-- start of Entries shown --
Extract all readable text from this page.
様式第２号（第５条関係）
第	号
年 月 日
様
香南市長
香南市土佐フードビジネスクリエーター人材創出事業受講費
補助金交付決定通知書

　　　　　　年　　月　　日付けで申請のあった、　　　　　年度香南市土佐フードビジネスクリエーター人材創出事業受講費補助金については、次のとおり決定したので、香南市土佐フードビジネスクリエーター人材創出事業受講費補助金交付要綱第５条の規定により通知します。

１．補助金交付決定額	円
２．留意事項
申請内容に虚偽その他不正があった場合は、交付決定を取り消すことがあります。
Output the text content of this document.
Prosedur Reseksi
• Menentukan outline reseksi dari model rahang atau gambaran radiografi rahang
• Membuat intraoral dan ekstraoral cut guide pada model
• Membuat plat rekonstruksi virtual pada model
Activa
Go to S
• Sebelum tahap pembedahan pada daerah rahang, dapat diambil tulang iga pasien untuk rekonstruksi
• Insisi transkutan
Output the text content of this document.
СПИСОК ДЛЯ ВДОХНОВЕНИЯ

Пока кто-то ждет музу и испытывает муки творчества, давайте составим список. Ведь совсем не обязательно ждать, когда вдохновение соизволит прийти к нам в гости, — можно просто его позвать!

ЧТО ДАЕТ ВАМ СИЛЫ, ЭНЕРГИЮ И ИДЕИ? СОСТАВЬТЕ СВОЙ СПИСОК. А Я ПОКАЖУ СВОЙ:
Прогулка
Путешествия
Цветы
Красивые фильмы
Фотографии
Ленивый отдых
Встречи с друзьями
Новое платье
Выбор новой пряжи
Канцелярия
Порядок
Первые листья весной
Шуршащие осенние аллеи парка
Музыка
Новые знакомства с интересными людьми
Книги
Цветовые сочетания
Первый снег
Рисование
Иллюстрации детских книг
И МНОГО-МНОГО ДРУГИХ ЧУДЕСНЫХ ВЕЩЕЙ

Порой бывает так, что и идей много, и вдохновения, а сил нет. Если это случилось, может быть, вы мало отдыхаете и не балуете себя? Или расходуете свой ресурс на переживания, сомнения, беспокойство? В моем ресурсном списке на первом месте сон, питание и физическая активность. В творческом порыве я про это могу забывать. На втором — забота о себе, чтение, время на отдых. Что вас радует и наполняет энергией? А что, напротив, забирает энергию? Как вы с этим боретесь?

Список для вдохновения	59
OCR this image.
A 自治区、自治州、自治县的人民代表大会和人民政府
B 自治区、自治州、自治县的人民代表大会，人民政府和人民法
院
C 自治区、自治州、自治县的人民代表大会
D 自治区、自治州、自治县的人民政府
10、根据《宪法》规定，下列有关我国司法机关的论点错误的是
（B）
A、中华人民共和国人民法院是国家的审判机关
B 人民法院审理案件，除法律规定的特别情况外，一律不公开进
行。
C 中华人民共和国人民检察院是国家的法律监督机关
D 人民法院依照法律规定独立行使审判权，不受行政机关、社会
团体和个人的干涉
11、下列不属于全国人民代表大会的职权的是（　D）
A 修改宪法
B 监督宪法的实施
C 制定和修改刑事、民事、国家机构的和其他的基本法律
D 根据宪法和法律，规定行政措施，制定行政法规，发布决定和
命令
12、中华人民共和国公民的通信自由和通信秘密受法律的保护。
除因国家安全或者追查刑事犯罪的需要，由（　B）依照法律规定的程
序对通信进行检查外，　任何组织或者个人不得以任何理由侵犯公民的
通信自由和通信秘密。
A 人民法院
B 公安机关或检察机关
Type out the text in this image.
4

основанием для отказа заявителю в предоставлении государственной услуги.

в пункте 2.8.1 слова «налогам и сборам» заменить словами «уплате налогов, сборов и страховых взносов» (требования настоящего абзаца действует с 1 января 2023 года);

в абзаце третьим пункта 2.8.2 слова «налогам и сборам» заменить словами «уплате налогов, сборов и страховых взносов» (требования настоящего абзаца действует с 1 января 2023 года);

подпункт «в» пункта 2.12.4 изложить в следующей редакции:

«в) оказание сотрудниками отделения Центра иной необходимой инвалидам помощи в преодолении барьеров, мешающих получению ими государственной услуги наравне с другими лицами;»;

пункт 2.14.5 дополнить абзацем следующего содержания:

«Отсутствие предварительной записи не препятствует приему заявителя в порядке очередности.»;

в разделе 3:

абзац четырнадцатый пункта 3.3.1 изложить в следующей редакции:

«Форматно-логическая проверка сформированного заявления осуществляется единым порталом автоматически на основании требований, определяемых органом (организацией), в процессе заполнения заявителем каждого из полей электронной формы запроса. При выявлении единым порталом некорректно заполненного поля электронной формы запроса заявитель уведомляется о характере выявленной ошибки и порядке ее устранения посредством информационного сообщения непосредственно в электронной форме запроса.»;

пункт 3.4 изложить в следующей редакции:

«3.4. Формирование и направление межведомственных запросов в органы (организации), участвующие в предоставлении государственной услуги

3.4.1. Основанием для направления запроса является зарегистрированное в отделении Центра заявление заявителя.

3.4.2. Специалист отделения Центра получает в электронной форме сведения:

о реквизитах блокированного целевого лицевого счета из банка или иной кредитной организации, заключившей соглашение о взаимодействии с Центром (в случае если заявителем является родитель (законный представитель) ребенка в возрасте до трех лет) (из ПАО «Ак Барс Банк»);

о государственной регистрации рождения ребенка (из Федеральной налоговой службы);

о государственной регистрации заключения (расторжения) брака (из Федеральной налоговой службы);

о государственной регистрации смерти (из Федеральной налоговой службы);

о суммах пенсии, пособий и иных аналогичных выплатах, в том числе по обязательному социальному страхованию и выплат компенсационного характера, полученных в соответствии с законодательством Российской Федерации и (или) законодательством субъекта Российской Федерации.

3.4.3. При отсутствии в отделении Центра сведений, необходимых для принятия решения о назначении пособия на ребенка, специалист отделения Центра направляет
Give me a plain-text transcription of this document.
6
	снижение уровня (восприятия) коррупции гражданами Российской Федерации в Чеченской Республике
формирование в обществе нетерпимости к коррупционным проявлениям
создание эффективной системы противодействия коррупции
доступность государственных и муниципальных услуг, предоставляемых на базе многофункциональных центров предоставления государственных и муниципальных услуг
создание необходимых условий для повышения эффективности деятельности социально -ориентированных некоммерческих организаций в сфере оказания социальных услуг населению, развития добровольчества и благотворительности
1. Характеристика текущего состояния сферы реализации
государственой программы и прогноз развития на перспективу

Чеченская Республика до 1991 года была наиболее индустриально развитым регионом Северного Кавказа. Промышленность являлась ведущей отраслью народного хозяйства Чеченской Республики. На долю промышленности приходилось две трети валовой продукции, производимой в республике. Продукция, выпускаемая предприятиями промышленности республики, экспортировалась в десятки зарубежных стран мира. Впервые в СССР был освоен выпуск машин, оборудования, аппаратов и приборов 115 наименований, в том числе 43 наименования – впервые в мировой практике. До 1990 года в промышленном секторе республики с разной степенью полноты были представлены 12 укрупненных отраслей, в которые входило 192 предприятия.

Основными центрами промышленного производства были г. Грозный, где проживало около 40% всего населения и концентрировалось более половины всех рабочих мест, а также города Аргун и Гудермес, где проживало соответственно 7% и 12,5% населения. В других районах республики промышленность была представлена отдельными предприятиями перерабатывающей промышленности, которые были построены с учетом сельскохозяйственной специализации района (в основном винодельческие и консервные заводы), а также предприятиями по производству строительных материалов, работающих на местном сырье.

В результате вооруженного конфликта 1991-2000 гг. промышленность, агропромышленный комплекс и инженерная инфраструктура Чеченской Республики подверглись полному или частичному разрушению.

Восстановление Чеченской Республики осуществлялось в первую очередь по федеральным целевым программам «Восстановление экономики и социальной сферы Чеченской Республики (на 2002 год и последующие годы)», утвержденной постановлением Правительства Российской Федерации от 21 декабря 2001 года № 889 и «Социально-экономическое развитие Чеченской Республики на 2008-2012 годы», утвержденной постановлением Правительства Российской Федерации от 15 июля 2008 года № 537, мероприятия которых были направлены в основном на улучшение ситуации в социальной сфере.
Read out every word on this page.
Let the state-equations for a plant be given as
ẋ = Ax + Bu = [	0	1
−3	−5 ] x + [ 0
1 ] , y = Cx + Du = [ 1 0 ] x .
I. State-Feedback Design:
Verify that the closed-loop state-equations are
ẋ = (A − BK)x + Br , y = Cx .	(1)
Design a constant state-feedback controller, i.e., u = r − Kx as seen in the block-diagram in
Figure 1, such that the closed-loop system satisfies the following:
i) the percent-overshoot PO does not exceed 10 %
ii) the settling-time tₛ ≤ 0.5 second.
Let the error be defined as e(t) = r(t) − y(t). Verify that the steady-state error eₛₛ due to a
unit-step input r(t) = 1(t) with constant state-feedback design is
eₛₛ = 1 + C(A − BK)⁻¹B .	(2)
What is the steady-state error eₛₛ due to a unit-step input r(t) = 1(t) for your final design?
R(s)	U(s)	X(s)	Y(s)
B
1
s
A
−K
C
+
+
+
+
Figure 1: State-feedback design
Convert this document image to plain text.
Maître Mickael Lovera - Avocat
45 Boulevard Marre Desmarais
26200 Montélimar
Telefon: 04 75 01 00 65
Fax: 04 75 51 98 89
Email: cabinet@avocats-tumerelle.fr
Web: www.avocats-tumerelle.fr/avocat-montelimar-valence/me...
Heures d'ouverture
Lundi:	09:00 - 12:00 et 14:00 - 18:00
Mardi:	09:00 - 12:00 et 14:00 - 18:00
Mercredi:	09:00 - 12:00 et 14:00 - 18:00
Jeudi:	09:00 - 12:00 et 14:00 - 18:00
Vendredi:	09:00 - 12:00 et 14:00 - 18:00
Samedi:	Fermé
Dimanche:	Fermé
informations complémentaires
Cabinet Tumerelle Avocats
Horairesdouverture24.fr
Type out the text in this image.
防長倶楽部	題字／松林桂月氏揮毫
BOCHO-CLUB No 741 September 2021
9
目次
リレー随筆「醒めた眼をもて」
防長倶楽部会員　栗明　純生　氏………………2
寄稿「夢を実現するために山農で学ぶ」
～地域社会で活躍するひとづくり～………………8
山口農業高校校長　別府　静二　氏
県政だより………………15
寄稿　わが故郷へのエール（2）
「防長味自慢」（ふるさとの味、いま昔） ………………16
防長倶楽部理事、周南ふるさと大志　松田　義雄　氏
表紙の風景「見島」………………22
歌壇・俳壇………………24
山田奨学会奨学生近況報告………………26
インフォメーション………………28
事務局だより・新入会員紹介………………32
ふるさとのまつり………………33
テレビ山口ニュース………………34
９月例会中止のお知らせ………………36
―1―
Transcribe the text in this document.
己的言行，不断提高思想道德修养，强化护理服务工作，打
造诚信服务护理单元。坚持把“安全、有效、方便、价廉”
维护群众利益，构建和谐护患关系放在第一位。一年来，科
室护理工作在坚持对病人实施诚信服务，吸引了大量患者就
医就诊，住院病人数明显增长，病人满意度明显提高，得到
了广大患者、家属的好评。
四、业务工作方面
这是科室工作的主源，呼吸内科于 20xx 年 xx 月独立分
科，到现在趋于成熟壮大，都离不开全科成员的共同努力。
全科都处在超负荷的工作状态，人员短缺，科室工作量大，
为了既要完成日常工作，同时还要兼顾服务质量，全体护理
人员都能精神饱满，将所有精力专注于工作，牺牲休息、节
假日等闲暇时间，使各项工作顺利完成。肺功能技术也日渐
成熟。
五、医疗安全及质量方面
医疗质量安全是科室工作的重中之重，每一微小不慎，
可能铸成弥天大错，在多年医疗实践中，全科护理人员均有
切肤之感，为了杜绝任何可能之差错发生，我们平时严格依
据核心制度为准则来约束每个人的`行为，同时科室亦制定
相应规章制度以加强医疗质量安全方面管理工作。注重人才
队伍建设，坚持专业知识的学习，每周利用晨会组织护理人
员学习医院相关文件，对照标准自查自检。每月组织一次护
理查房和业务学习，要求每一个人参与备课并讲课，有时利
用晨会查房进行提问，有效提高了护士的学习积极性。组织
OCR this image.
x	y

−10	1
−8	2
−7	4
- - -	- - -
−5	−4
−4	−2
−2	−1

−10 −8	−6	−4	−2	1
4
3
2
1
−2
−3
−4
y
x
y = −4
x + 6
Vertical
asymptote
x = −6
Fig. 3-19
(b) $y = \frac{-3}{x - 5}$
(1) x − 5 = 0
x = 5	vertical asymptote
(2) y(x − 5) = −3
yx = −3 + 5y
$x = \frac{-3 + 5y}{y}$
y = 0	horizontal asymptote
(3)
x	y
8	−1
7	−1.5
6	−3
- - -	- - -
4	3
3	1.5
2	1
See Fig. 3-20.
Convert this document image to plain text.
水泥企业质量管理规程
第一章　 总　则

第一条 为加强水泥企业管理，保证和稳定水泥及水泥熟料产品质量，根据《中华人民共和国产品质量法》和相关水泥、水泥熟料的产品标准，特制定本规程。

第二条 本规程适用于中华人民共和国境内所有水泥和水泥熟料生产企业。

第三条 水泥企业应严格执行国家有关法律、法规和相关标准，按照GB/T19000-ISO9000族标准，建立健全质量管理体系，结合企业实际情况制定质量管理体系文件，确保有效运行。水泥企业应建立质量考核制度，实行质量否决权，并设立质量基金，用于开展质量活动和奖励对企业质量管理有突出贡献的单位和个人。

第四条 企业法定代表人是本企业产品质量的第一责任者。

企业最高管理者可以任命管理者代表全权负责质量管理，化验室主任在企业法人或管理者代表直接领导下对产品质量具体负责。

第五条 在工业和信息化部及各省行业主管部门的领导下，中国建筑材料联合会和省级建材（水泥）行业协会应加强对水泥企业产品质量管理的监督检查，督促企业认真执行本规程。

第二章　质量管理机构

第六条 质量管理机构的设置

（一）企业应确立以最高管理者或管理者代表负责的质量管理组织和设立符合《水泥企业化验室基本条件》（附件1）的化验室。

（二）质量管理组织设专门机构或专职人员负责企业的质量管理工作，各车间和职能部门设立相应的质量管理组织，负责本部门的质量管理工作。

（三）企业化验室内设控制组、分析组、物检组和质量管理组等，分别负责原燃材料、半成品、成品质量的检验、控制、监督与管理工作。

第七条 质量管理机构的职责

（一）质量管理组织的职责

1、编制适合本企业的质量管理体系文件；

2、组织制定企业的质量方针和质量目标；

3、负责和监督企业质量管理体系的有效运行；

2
-- end of Entries shown --
# [Exercise task]
Count how many lines of the material hold the string "настоящего". Give the number and nothing more.

# [Exercise solution]
2